Scan the listing that follows and report how many lines contain "zidnylicious". Write the number alone.

(Data records)
____________

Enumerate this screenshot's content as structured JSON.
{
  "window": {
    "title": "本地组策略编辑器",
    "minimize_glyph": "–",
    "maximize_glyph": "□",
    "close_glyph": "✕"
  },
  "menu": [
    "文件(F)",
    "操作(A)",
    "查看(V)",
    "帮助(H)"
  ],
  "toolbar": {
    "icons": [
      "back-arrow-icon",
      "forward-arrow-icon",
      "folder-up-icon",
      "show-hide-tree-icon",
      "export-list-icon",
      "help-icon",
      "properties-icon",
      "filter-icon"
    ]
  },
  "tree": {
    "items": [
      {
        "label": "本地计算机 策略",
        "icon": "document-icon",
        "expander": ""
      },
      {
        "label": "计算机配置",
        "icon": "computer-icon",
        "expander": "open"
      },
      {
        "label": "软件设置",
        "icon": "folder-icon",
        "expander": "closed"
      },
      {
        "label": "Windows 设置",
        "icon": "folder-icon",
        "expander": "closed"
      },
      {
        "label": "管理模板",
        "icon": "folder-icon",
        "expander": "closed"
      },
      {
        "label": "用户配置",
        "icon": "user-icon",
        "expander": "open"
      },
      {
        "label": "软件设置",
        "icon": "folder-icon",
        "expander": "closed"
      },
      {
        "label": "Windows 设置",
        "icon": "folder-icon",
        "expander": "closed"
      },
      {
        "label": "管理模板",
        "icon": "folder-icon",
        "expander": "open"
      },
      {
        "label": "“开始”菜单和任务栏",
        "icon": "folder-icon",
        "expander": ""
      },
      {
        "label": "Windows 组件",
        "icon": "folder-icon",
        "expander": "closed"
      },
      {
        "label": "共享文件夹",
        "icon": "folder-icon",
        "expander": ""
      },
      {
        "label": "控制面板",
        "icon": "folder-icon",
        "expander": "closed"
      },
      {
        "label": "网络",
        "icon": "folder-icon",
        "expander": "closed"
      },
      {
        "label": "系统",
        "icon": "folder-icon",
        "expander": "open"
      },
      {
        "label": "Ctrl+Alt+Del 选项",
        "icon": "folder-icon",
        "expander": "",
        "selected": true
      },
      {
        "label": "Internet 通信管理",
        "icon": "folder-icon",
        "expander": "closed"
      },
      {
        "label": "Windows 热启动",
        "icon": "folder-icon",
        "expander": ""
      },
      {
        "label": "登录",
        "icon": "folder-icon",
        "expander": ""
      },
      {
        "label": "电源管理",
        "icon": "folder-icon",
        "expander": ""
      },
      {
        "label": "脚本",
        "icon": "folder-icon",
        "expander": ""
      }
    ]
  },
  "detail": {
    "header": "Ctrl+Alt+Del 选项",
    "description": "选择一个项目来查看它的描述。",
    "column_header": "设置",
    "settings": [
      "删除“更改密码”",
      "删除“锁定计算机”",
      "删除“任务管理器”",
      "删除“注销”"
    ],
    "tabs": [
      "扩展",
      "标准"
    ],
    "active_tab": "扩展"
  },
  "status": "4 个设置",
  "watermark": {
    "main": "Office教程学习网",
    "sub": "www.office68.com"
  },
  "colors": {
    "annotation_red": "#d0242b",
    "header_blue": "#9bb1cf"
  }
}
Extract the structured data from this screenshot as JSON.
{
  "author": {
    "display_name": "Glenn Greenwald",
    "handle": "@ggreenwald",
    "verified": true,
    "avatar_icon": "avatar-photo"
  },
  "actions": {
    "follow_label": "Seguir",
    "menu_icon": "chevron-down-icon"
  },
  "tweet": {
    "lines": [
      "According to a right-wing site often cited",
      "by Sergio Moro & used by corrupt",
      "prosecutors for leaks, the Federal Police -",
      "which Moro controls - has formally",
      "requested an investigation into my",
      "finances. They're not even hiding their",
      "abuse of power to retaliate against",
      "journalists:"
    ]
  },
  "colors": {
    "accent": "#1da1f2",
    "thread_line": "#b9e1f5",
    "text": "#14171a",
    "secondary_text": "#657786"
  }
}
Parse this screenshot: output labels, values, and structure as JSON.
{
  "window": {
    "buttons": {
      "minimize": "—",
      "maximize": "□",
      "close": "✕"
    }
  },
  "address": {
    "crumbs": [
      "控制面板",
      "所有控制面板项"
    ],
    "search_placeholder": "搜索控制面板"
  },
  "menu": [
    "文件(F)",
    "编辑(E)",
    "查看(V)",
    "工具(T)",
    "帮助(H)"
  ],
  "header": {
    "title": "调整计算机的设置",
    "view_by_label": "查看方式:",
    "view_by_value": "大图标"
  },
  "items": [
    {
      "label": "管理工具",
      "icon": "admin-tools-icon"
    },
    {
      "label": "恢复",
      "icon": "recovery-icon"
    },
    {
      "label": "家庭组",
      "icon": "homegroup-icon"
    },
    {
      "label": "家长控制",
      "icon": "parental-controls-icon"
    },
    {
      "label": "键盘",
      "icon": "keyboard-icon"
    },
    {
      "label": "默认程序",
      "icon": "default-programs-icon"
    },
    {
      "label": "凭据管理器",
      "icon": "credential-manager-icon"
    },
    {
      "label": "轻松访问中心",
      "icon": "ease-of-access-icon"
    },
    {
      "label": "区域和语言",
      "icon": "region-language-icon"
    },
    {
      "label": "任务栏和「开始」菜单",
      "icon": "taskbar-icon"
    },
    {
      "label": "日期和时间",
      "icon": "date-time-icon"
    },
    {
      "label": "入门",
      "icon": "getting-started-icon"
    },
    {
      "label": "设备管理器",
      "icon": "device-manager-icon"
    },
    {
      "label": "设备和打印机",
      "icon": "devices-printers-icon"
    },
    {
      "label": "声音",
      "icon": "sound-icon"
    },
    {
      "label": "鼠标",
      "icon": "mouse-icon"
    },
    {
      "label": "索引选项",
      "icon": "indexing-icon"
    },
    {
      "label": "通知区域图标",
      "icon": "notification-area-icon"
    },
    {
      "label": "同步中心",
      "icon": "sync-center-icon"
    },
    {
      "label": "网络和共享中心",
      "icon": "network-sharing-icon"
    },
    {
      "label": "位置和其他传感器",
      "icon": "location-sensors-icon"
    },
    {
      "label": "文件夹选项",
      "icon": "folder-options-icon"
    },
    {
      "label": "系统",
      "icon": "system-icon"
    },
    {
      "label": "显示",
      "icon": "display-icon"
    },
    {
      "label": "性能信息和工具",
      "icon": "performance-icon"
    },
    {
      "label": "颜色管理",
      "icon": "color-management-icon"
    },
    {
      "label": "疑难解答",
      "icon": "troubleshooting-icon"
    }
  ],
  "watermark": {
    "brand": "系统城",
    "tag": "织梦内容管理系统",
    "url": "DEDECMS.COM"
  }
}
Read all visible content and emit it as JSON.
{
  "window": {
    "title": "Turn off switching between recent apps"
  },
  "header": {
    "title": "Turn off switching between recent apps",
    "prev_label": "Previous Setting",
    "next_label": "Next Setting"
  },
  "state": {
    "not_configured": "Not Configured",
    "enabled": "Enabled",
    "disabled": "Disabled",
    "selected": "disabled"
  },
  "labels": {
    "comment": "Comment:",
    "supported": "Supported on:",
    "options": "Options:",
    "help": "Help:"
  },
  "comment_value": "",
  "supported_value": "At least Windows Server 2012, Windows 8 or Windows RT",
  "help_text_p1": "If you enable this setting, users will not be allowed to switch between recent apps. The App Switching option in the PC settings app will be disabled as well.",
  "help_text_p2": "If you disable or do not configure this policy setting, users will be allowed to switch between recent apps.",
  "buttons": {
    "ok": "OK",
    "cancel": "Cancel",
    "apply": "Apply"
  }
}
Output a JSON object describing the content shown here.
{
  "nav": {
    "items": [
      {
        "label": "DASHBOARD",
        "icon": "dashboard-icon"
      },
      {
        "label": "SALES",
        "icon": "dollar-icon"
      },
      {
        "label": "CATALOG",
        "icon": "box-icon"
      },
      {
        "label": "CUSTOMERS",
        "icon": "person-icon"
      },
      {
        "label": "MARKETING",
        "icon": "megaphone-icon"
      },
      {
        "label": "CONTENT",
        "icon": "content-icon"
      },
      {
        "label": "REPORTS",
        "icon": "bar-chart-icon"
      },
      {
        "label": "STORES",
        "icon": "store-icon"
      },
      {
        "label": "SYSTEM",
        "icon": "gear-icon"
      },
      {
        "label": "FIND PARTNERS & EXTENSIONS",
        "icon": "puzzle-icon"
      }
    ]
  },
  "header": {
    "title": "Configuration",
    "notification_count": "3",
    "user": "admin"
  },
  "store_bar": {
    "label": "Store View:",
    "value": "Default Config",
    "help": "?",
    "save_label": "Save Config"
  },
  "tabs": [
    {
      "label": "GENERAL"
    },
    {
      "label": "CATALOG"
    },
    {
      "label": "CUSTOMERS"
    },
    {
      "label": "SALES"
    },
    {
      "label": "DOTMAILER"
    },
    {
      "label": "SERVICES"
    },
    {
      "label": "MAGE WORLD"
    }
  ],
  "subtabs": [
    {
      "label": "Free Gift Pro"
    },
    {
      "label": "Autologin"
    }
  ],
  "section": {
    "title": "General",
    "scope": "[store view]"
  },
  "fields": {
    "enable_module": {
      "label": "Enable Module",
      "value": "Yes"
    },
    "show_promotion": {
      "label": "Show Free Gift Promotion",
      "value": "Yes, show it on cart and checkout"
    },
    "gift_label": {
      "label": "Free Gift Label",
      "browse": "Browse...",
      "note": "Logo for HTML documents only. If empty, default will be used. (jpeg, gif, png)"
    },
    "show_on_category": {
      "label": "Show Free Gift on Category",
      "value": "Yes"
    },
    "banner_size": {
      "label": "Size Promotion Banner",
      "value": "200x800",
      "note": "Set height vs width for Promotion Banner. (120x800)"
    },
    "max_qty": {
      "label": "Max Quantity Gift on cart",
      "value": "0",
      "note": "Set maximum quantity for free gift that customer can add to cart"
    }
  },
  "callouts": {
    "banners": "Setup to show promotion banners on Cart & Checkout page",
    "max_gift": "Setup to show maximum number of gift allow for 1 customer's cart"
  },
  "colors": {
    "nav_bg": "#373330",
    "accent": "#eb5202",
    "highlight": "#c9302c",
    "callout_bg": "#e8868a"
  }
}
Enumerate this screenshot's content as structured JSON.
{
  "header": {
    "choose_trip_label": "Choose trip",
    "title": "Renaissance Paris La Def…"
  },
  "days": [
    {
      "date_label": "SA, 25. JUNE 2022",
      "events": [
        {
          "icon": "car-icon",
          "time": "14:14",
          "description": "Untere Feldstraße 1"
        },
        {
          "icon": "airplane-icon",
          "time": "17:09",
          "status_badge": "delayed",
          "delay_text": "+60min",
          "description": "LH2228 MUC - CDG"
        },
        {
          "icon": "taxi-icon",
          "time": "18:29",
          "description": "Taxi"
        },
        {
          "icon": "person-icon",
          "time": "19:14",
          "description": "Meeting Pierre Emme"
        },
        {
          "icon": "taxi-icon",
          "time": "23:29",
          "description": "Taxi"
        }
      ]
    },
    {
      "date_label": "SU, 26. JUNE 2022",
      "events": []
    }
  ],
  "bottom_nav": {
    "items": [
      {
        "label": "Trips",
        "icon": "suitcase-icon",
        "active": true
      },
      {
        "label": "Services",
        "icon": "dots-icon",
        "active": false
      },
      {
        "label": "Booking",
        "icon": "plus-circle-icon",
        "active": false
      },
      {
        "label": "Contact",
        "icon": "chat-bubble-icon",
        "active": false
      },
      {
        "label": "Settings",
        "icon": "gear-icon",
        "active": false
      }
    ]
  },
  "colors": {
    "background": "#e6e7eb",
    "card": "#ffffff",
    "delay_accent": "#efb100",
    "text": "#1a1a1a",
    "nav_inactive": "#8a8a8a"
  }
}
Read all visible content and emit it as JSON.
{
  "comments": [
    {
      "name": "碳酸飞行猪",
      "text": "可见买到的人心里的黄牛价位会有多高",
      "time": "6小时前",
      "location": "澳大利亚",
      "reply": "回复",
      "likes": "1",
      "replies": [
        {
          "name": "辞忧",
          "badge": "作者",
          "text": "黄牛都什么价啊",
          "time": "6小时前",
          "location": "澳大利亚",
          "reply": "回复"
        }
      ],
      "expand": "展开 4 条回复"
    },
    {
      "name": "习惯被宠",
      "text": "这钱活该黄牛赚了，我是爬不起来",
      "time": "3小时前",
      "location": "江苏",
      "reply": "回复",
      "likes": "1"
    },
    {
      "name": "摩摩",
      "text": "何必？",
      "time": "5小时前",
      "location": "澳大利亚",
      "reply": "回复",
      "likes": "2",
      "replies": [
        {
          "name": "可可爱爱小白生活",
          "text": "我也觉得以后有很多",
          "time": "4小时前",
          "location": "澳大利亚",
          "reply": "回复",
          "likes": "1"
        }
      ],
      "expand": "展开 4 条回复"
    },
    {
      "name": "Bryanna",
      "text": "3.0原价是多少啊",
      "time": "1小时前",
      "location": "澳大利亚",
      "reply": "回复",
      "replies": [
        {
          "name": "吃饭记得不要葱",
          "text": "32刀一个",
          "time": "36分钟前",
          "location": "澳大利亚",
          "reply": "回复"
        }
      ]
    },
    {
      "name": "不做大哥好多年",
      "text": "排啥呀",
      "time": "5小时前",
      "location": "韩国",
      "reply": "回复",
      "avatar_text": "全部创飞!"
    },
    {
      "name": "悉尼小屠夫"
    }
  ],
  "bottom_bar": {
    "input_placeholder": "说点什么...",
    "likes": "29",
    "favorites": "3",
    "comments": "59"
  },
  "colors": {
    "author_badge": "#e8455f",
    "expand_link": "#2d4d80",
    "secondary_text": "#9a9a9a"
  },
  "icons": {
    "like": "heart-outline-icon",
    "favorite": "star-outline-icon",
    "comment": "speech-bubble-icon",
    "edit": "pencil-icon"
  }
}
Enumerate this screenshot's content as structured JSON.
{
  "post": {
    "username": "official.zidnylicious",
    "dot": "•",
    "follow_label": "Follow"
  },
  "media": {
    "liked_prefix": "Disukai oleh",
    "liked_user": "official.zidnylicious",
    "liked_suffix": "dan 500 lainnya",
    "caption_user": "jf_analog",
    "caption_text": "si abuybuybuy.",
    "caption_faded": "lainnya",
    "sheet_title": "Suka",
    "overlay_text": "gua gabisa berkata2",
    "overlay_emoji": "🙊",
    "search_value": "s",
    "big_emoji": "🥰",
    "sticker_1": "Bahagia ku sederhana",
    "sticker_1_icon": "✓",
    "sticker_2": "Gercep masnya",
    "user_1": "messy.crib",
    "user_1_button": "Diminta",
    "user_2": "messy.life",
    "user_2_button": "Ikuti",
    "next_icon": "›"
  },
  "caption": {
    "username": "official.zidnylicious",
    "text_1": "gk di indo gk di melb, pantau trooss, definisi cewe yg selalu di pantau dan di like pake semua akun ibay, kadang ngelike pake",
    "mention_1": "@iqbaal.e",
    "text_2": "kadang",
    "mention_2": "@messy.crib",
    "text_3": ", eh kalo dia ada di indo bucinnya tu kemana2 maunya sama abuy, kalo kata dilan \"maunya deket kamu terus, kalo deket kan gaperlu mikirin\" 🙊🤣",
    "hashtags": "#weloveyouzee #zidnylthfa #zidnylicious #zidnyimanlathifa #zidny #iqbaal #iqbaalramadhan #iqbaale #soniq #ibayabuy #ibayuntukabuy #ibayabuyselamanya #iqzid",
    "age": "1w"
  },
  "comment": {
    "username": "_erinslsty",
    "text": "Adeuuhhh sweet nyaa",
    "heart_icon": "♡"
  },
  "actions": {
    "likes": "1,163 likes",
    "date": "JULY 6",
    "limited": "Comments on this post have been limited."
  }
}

____________

SOLUTION FOR THIS PROBLEM: 4